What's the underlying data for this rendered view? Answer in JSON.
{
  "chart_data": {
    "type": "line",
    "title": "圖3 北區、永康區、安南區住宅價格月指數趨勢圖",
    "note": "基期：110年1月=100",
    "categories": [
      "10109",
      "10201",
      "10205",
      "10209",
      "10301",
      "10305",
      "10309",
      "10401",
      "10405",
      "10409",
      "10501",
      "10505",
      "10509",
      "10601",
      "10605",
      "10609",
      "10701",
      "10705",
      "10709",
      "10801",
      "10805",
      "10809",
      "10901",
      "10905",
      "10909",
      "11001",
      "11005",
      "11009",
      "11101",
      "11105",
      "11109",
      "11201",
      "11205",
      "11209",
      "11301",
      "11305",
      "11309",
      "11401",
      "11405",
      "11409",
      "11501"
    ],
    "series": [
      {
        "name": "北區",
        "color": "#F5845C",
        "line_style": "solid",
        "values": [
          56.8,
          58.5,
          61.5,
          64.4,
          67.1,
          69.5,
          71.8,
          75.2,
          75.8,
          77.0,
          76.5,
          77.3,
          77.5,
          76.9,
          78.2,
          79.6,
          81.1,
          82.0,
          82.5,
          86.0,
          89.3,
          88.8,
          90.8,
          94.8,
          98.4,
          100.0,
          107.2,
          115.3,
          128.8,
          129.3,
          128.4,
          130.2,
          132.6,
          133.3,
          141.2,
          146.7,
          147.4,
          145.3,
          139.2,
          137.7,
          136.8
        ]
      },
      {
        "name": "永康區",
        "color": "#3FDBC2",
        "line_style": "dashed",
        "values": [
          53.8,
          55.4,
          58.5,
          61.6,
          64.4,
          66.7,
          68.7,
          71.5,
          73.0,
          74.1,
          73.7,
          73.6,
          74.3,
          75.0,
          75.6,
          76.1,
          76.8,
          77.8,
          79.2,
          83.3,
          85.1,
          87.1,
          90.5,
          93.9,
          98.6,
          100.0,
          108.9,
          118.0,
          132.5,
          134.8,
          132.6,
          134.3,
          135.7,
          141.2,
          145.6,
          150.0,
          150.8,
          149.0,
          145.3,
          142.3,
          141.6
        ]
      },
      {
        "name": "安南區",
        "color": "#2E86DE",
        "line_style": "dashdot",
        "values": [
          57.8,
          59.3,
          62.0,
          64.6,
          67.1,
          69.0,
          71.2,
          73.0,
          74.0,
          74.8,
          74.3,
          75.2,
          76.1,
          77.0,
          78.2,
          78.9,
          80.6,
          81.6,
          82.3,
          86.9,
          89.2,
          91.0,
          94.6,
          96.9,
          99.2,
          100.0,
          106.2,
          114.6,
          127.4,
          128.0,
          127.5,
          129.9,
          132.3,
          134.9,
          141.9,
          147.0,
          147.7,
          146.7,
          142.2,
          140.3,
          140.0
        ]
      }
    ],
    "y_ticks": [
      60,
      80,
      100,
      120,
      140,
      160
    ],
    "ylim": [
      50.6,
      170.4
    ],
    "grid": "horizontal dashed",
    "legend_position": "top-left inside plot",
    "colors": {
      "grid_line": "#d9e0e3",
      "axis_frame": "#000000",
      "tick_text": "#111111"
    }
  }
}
==*==
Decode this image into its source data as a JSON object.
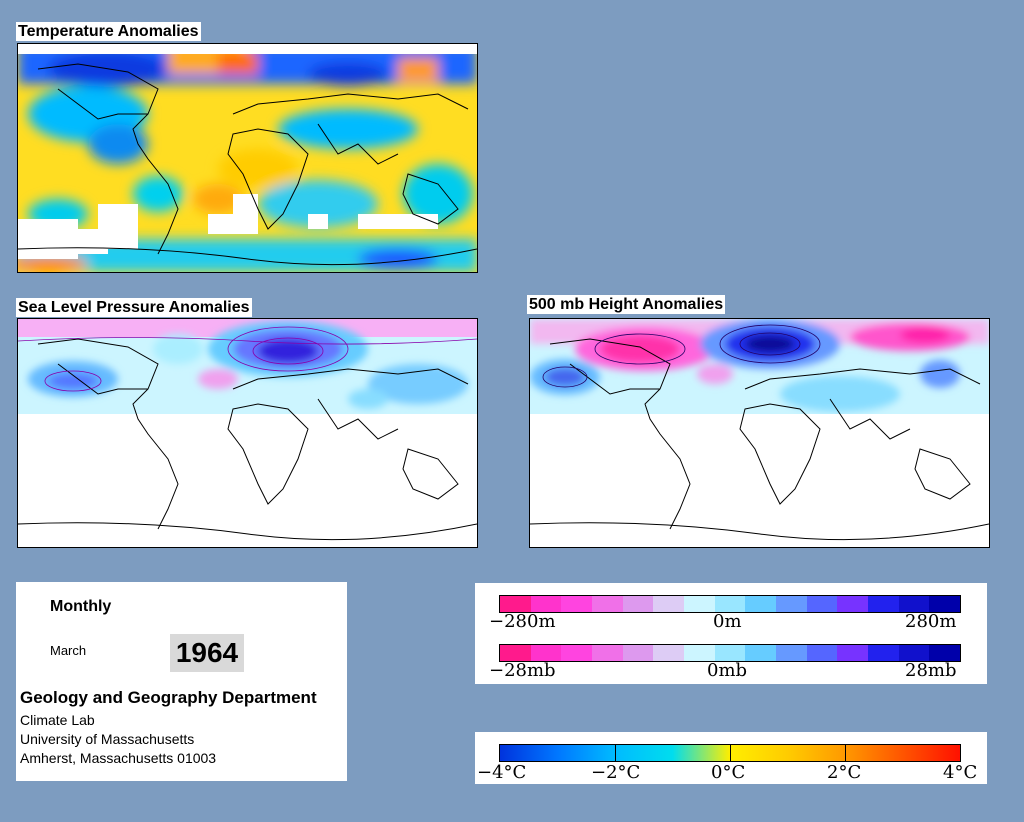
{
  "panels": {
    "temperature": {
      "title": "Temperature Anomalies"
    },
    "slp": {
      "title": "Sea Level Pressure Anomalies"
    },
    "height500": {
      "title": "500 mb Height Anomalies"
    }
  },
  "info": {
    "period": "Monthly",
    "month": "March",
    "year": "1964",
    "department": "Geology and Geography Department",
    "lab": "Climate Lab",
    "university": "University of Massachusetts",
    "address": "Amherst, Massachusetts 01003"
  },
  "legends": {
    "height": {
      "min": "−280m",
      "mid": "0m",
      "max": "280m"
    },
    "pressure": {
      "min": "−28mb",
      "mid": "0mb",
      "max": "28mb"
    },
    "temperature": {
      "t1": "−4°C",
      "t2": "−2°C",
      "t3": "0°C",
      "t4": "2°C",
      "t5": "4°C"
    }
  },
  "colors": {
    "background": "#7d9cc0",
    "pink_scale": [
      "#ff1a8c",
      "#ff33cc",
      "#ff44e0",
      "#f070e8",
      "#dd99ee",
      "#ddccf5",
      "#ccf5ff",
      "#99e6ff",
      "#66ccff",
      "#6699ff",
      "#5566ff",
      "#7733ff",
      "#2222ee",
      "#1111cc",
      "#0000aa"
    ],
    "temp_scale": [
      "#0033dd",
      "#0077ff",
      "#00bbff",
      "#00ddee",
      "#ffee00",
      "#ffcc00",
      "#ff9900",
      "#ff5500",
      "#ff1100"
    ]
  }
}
==*==
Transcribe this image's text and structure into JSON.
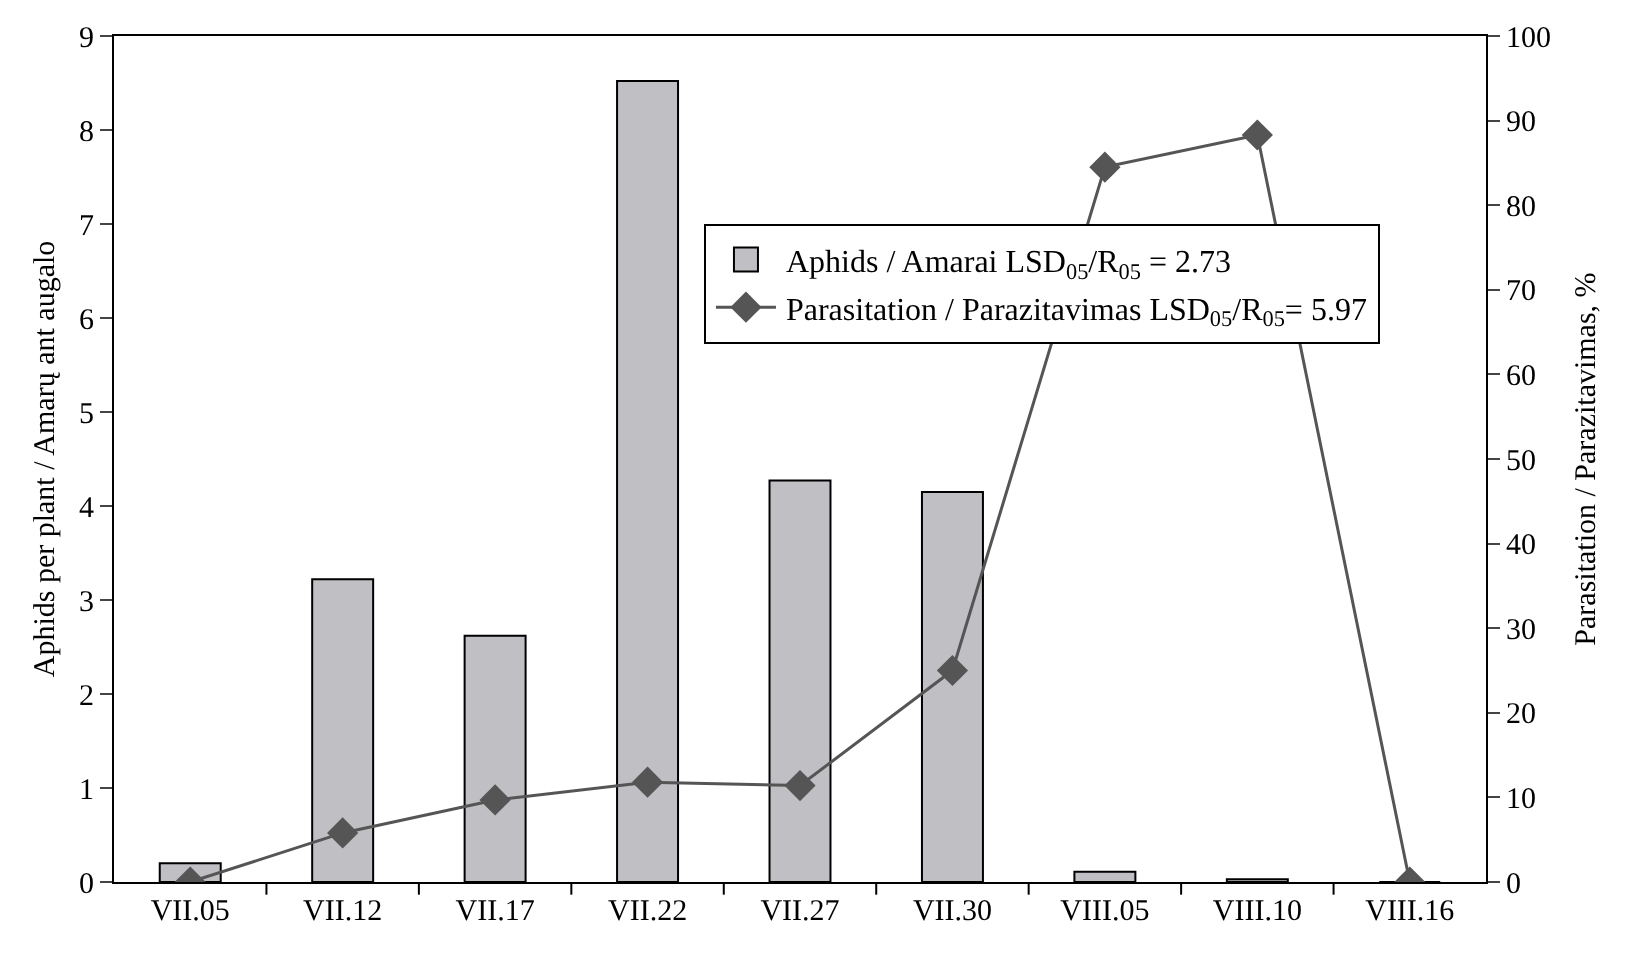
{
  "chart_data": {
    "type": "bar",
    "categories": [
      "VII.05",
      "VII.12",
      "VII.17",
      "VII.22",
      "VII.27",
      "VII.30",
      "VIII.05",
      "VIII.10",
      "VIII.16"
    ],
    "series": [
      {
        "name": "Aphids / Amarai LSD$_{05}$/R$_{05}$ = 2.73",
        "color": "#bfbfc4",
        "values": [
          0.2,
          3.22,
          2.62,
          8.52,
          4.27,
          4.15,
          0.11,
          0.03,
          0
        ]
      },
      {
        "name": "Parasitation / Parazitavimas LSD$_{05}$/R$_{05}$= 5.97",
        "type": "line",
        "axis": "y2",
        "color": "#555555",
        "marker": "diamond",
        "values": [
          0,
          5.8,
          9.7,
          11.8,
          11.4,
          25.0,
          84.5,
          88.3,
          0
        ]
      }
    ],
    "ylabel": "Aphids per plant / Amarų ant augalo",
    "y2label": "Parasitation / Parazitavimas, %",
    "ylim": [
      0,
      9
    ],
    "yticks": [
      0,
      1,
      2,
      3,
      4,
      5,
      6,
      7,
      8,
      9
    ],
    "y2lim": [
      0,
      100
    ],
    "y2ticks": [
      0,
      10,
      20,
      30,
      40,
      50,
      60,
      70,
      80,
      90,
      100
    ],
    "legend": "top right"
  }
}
==*==
Report each line in the preceding entries that holds the string "Parasitation".

        "name": "Parasitation / Parazitavimas LSD$_{05}$/R$_{05}$= 5.97",
    "y2label": "Parasitation / Parazitavimas, %",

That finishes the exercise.